Records contained in a dataset
++++++

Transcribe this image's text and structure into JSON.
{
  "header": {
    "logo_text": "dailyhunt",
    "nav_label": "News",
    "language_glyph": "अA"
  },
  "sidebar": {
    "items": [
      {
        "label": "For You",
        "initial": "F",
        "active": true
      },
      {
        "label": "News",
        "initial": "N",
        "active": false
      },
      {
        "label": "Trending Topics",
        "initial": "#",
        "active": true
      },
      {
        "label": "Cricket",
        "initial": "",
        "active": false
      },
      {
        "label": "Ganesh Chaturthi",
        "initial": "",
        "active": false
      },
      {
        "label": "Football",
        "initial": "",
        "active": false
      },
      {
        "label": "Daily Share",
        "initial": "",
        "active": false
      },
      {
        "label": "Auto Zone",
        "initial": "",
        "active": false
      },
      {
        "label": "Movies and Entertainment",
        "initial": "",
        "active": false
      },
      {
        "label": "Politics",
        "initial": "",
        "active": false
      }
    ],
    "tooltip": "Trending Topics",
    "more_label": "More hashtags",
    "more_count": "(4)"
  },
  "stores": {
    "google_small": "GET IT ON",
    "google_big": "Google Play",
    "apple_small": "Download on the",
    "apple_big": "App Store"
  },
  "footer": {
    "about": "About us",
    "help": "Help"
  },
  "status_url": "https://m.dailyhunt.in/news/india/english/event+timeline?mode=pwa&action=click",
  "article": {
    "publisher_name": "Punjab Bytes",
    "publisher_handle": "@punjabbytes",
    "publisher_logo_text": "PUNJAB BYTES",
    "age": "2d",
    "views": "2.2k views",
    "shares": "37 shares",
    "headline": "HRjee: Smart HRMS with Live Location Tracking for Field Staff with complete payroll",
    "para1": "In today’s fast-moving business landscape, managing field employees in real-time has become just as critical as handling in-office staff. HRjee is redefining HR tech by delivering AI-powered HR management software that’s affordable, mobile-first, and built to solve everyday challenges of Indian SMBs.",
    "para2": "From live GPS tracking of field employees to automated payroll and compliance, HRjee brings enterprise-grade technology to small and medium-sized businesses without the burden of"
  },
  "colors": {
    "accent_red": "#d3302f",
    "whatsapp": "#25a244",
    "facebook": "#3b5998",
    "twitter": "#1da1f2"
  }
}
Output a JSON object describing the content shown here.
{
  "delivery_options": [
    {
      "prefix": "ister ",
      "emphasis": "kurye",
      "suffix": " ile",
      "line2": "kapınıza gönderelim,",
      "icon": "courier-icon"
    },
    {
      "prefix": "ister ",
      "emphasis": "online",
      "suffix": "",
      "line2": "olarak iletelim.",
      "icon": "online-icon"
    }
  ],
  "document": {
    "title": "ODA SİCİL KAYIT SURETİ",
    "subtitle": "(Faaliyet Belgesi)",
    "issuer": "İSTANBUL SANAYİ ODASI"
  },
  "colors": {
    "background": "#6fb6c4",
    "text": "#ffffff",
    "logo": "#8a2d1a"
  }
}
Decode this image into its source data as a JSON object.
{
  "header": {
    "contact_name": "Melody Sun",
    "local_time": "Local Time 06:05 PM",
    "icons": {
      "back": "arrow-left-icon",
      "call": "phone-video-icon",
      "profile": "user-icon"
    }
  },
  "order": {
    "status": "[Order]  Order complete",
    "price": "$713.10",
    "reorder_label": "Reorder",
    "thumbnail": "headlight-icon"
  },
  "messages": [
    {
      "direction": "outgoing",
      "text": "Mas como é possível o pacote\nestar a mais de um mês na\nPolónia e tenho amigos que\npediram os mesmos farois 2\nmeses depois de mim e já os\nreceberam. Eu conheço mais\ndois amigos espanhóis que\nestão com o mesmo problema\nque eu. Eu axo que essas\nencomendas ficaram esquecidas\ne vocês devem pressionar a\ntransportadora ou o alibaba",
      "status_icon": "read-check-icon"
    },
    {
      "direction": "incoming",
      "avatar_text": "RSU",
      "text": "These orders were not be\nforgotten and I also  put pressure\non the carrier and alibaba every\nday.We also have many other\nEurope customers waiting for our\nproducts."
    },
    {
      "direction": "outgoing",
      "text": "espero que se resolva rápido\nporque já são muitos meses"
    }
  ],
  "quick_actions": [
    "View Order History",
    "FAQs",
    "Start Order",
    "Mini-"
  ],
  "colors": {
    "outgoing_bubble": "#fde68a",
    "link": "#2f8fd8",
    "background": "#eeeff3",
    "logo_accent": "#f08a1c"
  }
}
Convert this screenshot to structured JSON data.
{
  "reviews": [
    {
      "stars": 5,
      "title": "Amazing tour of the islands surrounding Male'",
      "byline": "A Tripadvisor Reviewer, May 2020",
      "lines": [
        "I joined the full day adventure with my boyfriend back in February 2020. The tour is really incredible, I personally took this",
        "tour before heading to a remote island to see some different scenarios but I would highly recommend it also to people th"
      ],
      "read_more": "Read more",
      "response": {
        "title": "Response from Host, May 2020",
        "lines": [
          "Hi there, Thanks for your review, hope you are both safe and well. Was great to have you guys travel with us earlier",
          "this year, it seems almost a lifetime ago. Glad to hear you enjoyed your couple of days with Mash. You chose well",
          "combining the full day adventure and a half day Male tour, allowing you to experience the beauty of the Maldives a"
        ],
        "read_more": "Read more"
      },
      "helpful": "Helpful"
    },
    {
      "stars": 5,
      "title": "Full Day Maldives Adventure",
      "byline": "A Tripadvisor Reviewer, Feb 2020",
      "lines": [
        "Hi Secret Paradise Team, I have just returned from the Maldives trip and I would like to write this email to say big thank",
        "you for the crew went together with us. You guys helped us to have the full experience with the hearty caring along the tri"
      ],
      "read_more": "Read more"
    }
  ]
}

++++++

Given problem → Search the lines above for the string "JSON" and copy each line that has it.

Solved problem →
Transcribe this image's text and structure into JSON.
Output a JSON object describing the content shown here.
Decode this image into its source data as a JSON object.
Convert this screenshot to structured JSON data.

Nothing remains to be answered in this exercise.